TASK DESCRIPTION: Copy out each line below exactly as it appears.

Stored items
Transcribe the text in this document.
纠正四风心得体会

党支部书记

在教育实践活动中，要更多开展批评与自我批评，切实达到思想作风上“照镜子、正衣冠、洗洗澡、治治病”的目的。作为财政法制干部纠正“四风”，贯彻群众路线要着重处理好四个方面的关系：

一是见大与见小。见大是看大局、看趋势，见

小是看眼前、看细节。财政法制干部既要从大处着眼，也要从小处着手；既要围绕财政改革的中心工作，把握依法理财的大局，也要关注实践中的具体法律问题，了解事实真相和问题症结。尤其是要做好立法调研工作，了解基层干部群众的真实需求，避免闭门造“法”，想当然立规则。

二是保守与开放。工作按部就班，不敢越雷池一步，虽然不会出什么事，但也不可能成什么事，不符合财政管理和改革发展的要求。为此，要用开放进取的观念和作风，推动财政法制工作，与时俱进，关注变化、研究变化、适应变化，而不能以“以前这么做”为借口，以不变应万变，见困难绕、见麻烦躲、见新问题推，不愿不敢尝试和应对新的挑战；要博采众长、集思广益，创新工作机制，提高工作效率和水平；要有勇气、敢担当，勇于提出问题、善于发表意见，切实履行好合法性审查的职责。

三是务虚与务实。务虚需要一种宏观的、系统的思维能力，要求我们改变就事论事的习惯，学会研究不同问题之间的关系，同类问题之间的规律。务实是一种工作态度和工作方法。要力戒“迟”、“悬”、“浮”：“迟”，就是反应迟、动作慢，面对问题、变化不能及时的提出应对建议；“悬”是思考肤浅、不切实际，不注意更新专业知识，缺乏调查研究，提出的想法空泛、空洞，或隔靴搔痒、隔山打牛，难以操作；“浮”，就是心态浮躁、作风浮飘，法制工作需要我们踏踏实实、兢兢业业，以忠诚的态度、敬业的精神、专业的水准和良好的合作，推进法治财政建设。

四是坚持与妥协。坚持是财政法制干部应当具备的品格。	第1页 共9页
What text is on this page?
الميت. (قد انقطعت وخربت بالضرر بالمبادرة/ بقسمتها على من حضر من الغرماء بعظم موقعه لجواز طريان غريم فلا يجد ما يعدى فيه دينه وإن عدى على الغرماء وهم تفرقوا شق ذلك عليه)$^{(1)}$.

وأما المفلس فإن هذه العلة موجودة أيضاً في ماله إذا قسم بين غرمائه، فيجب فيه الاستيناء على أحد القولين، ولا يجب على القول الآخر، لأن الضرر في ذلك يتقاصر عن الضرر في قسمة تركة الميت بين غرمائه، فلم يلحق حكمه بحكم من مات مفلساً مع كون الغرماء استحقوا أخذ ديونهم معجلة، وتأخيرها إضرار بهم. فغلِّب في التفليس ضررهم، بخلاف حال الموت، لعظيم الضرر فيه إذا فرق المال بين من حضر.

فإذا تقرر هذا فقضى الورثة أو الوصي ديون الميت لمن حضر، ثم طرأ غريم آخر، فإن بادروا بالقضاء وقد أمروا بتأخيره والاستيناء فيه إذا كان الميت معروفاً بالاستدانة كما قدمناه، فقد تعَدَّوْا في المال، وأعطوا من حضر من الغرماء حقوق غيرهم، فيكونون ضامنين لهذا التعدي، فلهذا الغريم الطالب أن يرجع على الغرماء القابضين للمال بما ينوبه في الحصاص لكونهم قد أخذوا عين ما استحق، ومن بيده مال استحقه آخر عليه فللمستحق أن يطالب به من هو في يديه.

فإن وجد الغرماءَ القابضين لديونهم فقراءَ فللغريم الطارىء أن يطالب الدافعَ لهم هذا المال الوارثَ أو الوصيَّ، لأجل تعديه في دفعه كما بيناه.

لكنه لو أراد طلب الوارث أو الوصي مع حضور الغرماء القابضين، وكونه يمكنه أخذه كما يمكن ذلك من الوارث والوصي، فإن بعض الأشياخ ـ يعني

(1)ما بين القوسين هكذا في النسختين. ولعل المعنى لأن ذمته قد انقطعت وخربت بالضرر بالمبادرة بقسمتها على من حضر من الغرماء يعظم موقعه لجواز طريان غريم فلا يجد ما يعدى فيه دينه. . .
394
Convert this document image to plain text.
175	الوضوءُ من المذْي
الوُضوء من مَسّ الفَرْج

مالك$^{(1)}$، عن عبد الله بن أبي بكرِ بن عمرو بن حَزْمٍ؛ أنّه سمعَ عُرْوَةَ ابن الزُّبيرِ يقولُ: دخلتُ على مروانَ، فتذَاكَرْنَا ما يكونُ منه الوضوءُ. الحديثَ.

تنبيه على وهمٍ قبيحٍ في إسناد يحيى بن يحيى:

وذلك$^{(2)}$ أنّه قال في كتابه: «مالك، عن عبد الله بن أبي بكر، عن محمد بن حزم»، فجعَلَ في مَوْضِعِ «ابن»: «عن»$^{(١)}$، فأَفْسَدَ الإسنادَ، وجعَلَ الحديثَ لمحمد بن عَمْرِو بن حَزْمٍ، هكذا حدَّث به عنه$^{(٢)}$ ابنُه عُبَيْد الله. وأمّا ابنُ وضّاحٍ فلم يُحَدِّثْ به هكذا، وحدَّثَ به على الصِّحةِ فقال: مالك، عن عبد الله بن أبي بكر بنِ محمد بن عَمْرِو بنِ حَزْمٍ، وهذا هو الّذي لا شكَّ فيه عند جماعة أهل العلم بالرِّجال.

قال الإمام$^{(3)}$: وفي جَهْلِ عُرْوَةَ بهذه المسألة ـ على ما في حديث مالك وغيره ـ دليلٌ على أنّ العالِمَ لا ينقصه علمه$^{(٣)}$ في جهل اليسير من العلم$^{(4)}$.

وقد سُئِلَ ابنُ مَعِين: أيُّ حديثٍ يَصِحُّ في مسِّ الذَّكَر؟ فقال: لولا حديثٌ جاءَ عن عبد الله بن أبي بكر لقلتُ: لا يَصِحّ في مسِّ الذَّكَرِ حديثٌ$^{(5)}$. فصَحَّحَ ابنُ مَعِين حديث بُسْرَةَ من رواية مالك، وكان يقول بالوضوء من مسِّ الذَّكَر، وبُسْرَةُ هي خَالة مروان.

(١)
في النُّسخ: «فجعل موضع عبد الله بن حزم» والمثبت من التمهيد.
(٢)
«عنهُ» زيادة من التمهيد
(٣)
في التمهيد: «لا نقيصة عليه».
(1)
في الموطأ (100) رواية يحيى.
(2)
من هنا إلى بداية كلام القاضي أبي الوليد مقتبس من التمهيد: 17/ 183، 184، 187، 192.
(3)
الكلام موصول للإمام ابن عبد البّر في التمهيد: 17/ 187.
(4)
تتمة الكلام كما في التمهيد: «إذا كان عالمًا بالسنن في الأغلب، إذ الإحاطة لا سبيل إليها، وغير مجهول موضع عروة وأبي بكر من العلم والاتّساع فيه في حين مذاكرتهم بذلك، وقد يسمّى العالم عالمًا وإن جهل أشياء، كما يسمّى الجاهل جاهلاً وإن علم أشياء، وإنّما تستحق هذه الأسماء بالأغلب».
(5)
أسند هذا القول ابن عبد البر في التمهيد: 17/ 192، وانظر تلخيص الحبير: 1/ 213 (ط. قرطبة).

SOLUTION:
Transcribe the text in this document.
纠正四风心得体会

党支部书记

在教育实践活动中，要更多开展批评与自我批评，切实达到思想作风上“照镜子、正衣冠、洗洗澡、治治病”的目的。作为财政法制干部纠正“四风”，贯彻群众路线要着重处理好四个方面的关系：

一是见大与见小。见大是看大局、看趋势，见

小是看眼前、看细节。财政法制干部既要从大处着眼，也要从小处着手；既要围绕财政改革的中心工作，把握依法理财的大局，也要关注实践中的具体法律问题，了解事实真相和问题症结。尤其是要做好立法调研工作，了解基层干部群众的真实需求，避免闭门造“法”，想当然立规则。

二是保守与开放。工作按部就班，不敢越雷池一步，虽然不会出什么事，但也不可能成什么事，不符合财政管理和改革发展的要求。为此，要用开放进取的观念和作风，推动财政法制工作，与时俱进，关注变化、研究变化、适应变化，而不能以“以前这么做”为借口，以不变应万变，见困难绕、见麻烦躲、见新问题推，不愿不敢尝试和应对新的挑战；要博采众长、集思广益，创新工作机制，提高工作效率和水平；要有勇气、敢担当，勇于提出问题、善于发表意见，切实履行好合法性审查的职责。

三是务虚与务实。务虚需要一种宏观的、系统的思维能力，要求我们改变就事论事的习惯，学会研究不同问题之间的关系，同类问题之间的规律。务实是一种工作态度和工作方法。要力戒“迟”、“悬”、“浮”：“迟”，就是反应迟、动作慢，面对问题、变化不能及时的提出应对建议；“悬”是思考肤浅、不切实际，不注意更新专业知识，缺乏调查研究，提出的想法空泛、空洞，或隔靴搔痒、隔山打牛，难以操作；“浮”，就是心态浮躁、作风浮飘，法制工作需要我们踏踏实实、兢兢业业，以忠诚的态度、敬业的精神、专业的水准和良好的合作，推进法治财政建设。

四是坚持与妥协。坚持是财政法制干部应当具备的品格。	第1页 共9页
What text is on this page?
الميت. (قد انقطعت وخربت بالضرر بالمبادرة/ بقسمتها على من حضر من الغرماء بعظم موقعه لجواز طريان غريم فلا يجد ما يعدى فيه دينه وإن عدى على الغرماء وهم تفرقوا شق ذلك عليه)$^{(1)}$.

وأما المفلس فإن هذه العلة موجودة أيضاً في ماله إذا قسم بين غرمائه، فيجب فيه الاستيناء على أحد القولين، ولا يجب على القول الآخر، لأن الضرر في ذلك يتقاصر عن الضرر في قسمة تركة الميت بين غرمائه، فلم يلحق حكمه بحكم من مات مفلساً مع كون الغرماء استحقوا أخذ ديونهم معجلة، وتأخيرها إضرار بهم. فغلِّب في التفليس ضررهم، بخلاف حال الموت، لعظيم الضرر فيه إذا فرق المال بين من حضر.

فإذا تقرر هذا فقضى الورثة أو الوصي ديون الميت لمن حضر، ثم طرأ غريم آخر، فإن بادروا بالقضاء وقد أمروا بتأخيره والاستيناء فيه إذا كان الميت معروفاً بالاستدانة كما قدمناه، فقد تعَدَّوْا في المال، وأعطوا من حضر من الغرماء حقوق غيرهم، فيكونون ضامنين لهذا التعدي، فلهذا الغريم الطالب أن يرجع على الغرماء القابضين للمال بما ينوبه في الحصاص لكونهم قد أخذوا عين ما استحق، ومن بيده مال استحقه آخر عليه فللمستحق أن يطالب به من هو في يديه.

فإن وجد الغرماءَ القابضين لديونهم فقراءَ فللغريم الطارىء أن يطالب الدافعَ لهم هذا المال الوارثَ أو الوصيَّ، لأجل تعديه في دفعه كما بيناه.

لكنه لو أراد طلب الوارث أو الوصي مع حضور الغرماء القابضين، وكونه يمكنه أخذه كما يمكن ذلك من الوارث والوصي، فإن بعض الأشياخ ـ يعني

(1)ما بين القوسين هكذا في النسختين. ولعل المعنى لأن ذمته قد انقطعت وخربت بالضرر بالمبادرة بقسمتها على من حضر من الغرماء يعظم موقعه لجواز طريان غريم فلا يجد ما يعدى فيه دينه. . .
394
Convert this document image to plain text.
175	الوضوءُ من المذْي
الوُضوء من مَسّ الفَرْج

مالك$^{(1)}$، عن عبد الله بن أبي بكرِ بن عمرو بن حَزْمٍ؛ أنّه سمعَ عُرْوَةَ ابن الزُّبيرِ يقولُ: دخلتُ على مروانَ، فتذَاكَرْنَا ما يكونُ منه الوضوءُ. الحديثَ.

تنبيه على وهمٍ قبيحٍ في إسناد يحيى بن يحيى:

وذلك$^{(2)}$ أنّه قال في كتابه: «مالك، عن عبد الله بن أبي بكر، عن محمد بن حزم»، فجعَلَ في مَوْضِعِ «ابن»: «عن»$^{(١)}$، فأَفْسَدَ الإسنادَ، وجعَلَ الحديثَ لمحمد بن عَمْرِو بن حَزْمٍ، هكذا حدَّث به عنه$^{(٢)}$ ابنُه عُبَيْد الله. وأمّا ابنُ وضّاحٍ فلم يُحَدِّثْ به هكذا، وحدَّثَ به على الصِّحةِ فقال: مالك، عن عبد الله بن أبي بكر بنِ محمد بن عَمْرِو بنِ حَزْمٍ، وهذا هو الّذي لا شكَّ فيه عند جماعة أهل العلم بالرِّجال.

قال الإمام$^{(3)}$: وفي جَهْلِ عُرْوَةَ بهذه المسألة ـ على ما في حديث مالك وغيره ـ دليلٌ على أنّ العالِمَ لا ينقصه علمه$^{(٣)}$ في جهل اليسير من العلم$^{(4)}$.

وقد سُئِلَ ابنُ مَعِين: أيُّ حديثٍ يَصِحُّ في مسِّ الذَّكَر؟ فقال: لولا حديثٌ جاءَ عن عبد الله بن أبي بكر لقلتُ: لا يَصِحّ في مسِّ الذَّكَرِ حديثٌ$^{(5)}$. فصَحَّحَ ابنُ مَعِين حديث بُسْرَةَ من رواية مالك، وكان يقول بالوضوء من مسِّ الذَّكَر، وبُسْرَةُ هي خَالة مروان.

(١)
في النُّسخ: «فجعل موضع عبد الله بن حزم» والمثبت من التمهيد.
(٢)
«عنهُ» زيادة من التمهيد
(٣)
في التمهيد: «لا نقيصة عليه».
(1)
في الموطأ (100) رواية يحيى.
(2)
من هنا إلى بداية كلام القاضي أبي الوليد مقتبس من التمهيد: 17/ 183، 184، 187، 192.
(3)
الكلام موصول للإمام ابن عبد البّر في التمهيد: 17/ 187.
(4)
تتمة الكلام كما في التمهيد: «إذا كان عالمًا بالسنن في الأغلب، إذ الإحاطة لا سبيل إليها، وغير مجهول موضع عروة وأبي بكر من العلم والاتّساع فيه في حين مذاكرتهم بذلك، وقد يسمّى العالم عالمًا وإن جهل أشياء، كما يسمّى الجاهل جاهلاً وإن علم أشياء، وإنّما تستحق هذه الأسماء بالأغلب».
(5)
أسند هذا القول ابن عبد البر في التمهيد: 17/ 192، وانظر تلخيص الحبير: 1/ 213 (ط. قرطبة).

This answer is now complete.